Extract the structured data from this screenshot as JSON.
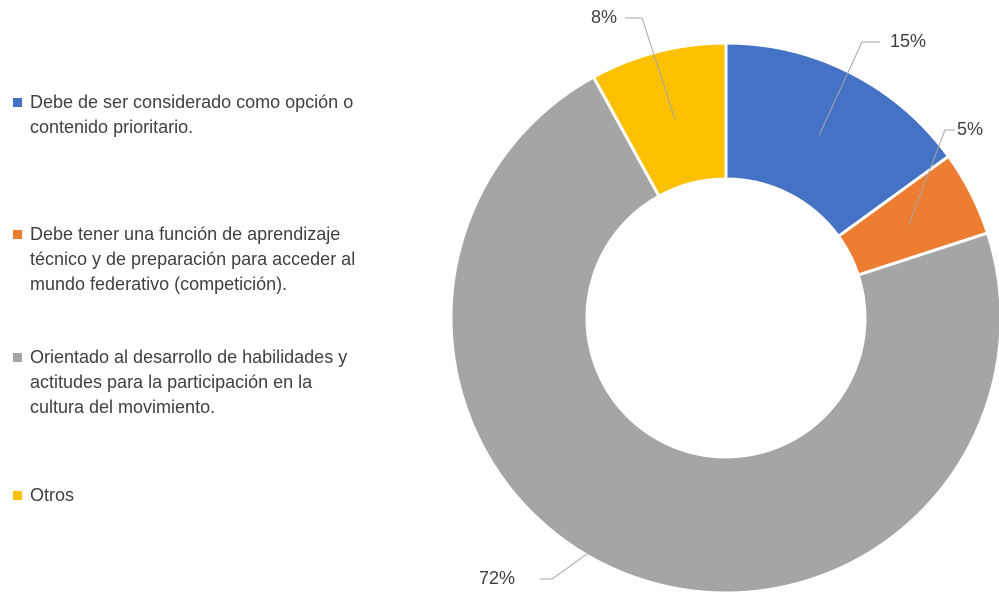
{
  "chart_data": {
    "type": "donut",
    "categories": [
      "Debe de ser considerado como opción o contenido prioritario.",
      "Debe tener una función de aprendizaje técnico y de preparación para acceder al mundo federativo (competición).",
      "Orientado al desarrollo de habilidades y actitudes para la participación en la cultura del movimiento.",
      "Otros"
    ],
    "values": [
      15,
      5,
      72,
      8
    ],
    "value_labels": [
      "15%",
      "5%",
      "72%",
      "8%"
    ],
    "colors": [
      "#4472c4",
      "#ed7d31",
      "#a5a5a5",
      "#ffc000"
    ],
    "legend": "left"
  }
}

Task: Pick out the lines that have the word "Debe". Copy them all.

Output below:
      "Debe de ser considerado como opción o contenido prioritario.",
      "Debe tener una función de aprendizaje técnico y de preparación para acceder al mundo federativo (competición).",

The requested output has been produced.